(Records from a dataset)
— START —
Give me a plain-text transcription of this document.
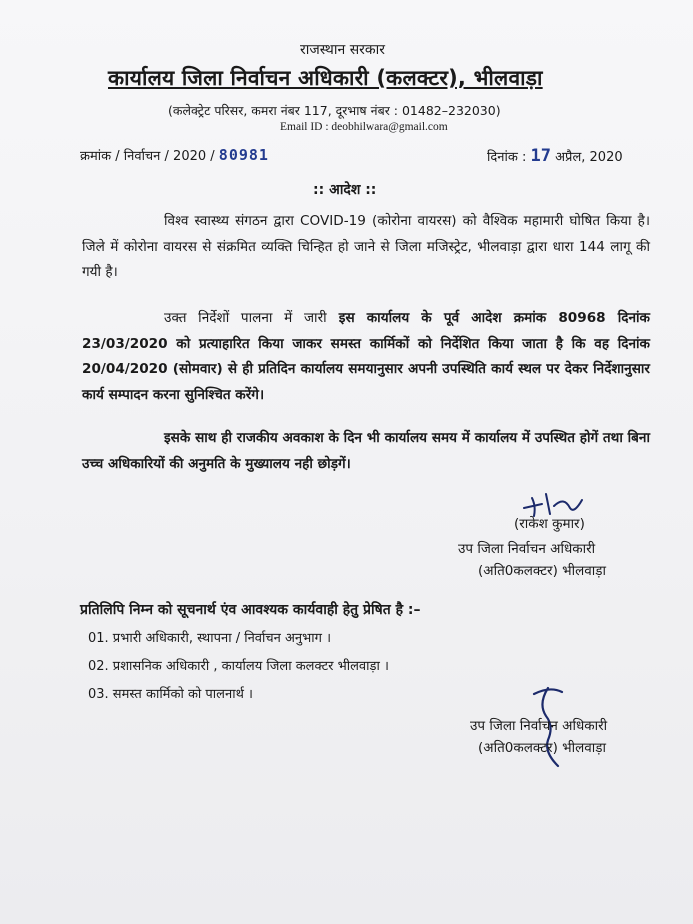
राजस्थान सरकार
कार्यालय जिला निर्वाचन अधिकारी (कलक्टर), भीलवाड़ा
(कलेक्ट्रेट परिसर, कमरा नंबर 117, दूरभाष नंबर : 01482–232030)
Email ID : deobhilwara@gmail.com
क्रमांक / निर्वाचन / 2020 / 80981	दिनांक : 17 अप्रैल, 2020
:: आदेश ::
विश्व स्वास्थ्य संगठन द्वारा COVID-19 (कोरोना वायरस) को वैश्विक महामारी घोषित किया है। जिले में कोरोना वायरस से संक्रमित व्यक्ति चिन्हित हो जाने से जिला मजिस्ट्रेट, भीलवाड़ा द्वारा धारा 144 लागू की गयी है।
उक्त निर्देशों पालना में जारी इस कार्यालय के पूर्व आदेश क्रमांक 80968 दिनांक 23/03/2020 को प्रत्याहारित किया जाकर समस्त कार्मिकों को निर्देशित किया जाता है कि वह दिनांक 20/04/2020 (सोमवार) से ही प्रतिदिन कार्यालय समयानुसार अपनी उपस्थिति कार्य स्थल पर देकर निर्देशानुसार कार्य सम्पादन करना सुनिश्चित करेंगे।
इसके साथ ही राजकीय अवकाश के दिन भी कार्यालय समय में कार्यालय में उपस्थित होगें तथा बिना उच्च अधिकारियों की अनुमति के मुख्यालय नही छोड़गें।
(राकेश कुमार)
उप जिला निर्वाचन अधिकारी
(अति0कलक्टर) भीलवाड़ा
प्रतिलिपि निम्न को सूचनार्थ एंव आवश्यक कार्यवाही हेतु प्रेषित है :–
01. प्रभारी अधिकारी, स्थापना / निर्वाचन अनुभाग ।
02. प्रशासनिक अधिकारी , कार्यालय जिला कलक्टर भीलवाड़ा ।
03. समस्त कार्मिको को पालनार्थ ।
उप जिला निर्वाचन अधिकारी
(अति0कलक्टर) भीलवाड़ा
— END —
*Your objective*: Copy out the whole listing exactly, and don't carry over any pictures.

*Reply*:
Give me a plain-text transcription of this document.
राजस्थान सरकार
कार्यालय जिला निर्वाचन अधिकारी (कलक्टर), भीलवाड़ा
(कलेक्ट्रेट परिसर, कमरा नंबर 117, दूरभाष नंबर : 01482–232030)
Email ID : deobhilwara@gmail.com
क्रमांक / निर्वाचन / 2020 / 80981	दिनांक : 17 अप्रैल, 2020
:: आदेश ::
विश्व स्वास्थ्य संगठन द्वारा COVID-19 (कोरोना वायरस) को वैश्विक महामारी घोषित किया है। जिले में कोरोना वायरस से संक्रमित व्यक्ति चिन्हित हो जाने से जिला मजिस्ट्रेट, भीलवाड़ा द्वारा धारा 144 लागू की गयी है।
उक्त निर्देशों पालना में जारी इस कार्यालय के पूर्व आदेश क्रमांक 80968 दिनांक 23/03/2020 को प्रत्याहारित किया जाकर समस्त कार्मिकों को निर्देशित किया जाता है कि वह दिनांक 20/04/2020 (सोमवार) से ही प्रतिदिन कार्यालय समयानुसार अपनी उपस्थिति कार्य स्थल पर देकर निर्देशानुसार कार्य सम्पादन करना सुनिश्चित करेंगे।
इसके साथ ही राजकीय अवकाश के दिन भी कार्यालय समय में कार्यालय में उपस्थित होगें तथा बिना उच्च अधिकारियों की अनुमति के मुख्यालय नही छोड़गें।
(राकेश कुमार)
उप जिला निर्वाचन अधिकारी
(अति0कलक्टर) भीलवाड़ा
प्रतिलिपि निम्न को सूचनार्थ एंव आवश्यक कार्यवाही हेतु प्रेषित है :–
01. प्रभारी अधिकारी, स्थापना / निर्वाचन अनुभाग ।
02. प्रशासनिक अधिकारी , कार्यालय जिला कलक्टर भीलवाड़ा ।
03. समस्त कार्मिको को पालनार्थ ।
उप जिला निर्वाचन अधिकारी
(अति0कलक्टर) भीलवाड़ा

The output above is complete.